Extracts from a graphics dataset
###

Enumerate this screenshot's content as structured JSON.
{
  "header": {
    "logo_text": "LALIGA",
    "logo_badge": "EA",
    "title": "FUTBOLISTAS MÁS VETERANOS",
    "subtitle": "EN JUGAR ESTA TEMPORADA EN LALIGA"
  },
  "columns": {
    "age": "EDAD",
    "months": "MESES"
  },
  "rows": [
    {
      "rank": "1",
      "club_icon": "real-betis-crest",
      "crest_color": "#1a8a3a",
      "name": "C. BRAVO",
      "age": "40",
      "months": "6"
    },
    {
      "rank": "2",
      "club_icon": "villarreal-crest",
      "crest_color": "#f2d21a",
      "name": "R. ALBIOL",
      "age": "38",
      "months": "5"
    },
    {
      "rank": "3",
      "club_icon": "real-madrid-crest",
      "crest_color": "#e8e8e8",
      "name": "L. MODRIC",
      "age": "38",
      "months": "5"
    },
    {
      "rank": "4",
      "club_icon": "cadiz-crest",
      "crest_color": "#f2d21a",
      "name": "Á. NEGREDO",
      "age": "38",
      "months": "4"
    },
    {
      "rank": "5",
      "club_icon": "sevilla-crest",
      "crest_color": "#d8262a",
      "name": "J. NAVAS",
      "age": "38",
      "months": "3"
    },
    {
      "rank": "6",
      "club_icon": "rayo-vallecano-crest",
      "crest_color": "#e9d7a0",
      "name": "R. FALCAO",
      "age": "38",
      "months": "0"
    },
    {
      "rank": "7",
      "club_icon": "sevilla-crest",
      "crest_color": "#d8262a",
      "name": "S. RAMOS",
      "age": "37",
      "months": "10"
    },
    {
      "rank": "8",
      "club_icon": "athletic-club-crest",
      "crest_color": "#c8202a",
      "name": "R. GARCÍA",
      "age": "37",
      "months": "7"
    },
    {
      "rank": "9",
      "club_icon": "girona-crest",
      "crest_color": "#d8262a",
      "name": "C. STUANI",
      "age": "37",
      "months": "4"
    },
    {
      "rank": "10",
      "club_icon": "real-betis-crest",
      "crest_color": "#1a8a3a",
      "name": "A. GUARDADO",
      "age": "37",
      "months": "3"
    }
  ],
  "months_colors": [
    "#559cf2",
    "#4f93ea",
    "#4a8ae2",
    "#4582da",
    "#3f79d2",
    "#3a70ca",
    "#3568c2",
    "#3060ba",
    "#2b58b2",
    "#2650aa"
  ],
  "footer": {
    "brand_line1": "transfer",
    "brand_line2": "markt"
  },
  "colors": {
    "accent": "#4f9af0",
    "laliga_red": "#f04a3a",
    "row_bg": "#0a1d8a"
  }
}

###

## Short exercise
Write the listing out again, exactly as it reads.

## The result
Enumerate this screenshot's content as structured JSON.
{
  "header": {
    "logo_text": "LALIGA",
    "logo_badge": "EA",
    "title": "FUTBOLISTAS MÁS VETERANOS",
    "subtitle": "EN JUGAR ESTA TEMPORADA EN LALIGA"
  },
  "columns": {
    "age": "EDAD",
    "months": "MESES"
  },
  "rows": [
    {
      "rank": "1",
      "club_icon": "real-betis-crest",
      "crest_color": "#1a8a3a",
      "name": "C. BRAVO",
      "age": "40",
      "months": "6"
    },
    {
      "rank": "2",
      "club_icon": "villarreal-crest",
      "crest_color": "#f2d21a",
      "name": "R. ALBIOL",
      "age": "38",
      "months": "5"
    },
    {
      "rank": "3",
      "club_icon": "real-madrid-crest",
      "crest_color": "#e8e8e8",
      "name": "L. MODRIC",
      "age": "38",
      "months": "5"
    },
    {
      "rank": "4",
      "club_icon": "cadiz-crest",
      "crest_color": "#f2d21a",
      "name": "Á. NEGREDO",
      "age": "38",
      "months": "4"
    },
    {
      "rank": "5",
      "club_icon": "sevilla-crest",
      "crest_color": "#d8262a",
      "name": "J. NAVAS",
      "age": "38",
      "months": "3"
    },
    {
      "rank": "6",
      "club_icon": "rayo-vallecano-crest",
      "crest_color": "#e9d7a0",
      "name": "R. FALCAO",
      "age": "38",
      "months": "0"
    },
    {
      "rank": "7",
      "club_icon": "sevilla-crest",
      "crest_color": "#d8262a",
      "name": "S. RAMOS",
      "age": "37",
      "months": "10"
    },
    {
      "rank": "8",
      "club_icon": "athletic-club-crest",
      "crest_color": "#c8202a",
      "name": "R. GARCÍA",
      "age": "37",
      "months": "7"
    },
    {
      "rank": "9",
      "club_icon": "girona-crest",
      "crest_color": "#d8262a",
      "name": "C. STUANI",
      "age": "37",
      "months": "4"
    },
    {
      "rank": "10",
      "club_icon": "real-betis-crest",
      "crest_color": "#1a8a3a",
      "name": "A. GUARDADO",
      "age": "37",
      "months": "3"
    }
  ],
  "months_colors": [
    "#559cf2",
    "#4f93ea",
    "#4a8ae2",
    "#4582da",
    "#3f79d2",
    "#3a70ca",
    "#3568c2",
    "#3060ba",
    "#2b58b2",
    "#2650aa"
  ],
  "footer": {
    "brand_line1": "transfer",
    "brand_line2": "markt"
  },
  "colors": {
    "accent": "#4f9af0",
    "laliga_red": "#f04a3a",
    "row_bg": "#0a1d8a"
  }
}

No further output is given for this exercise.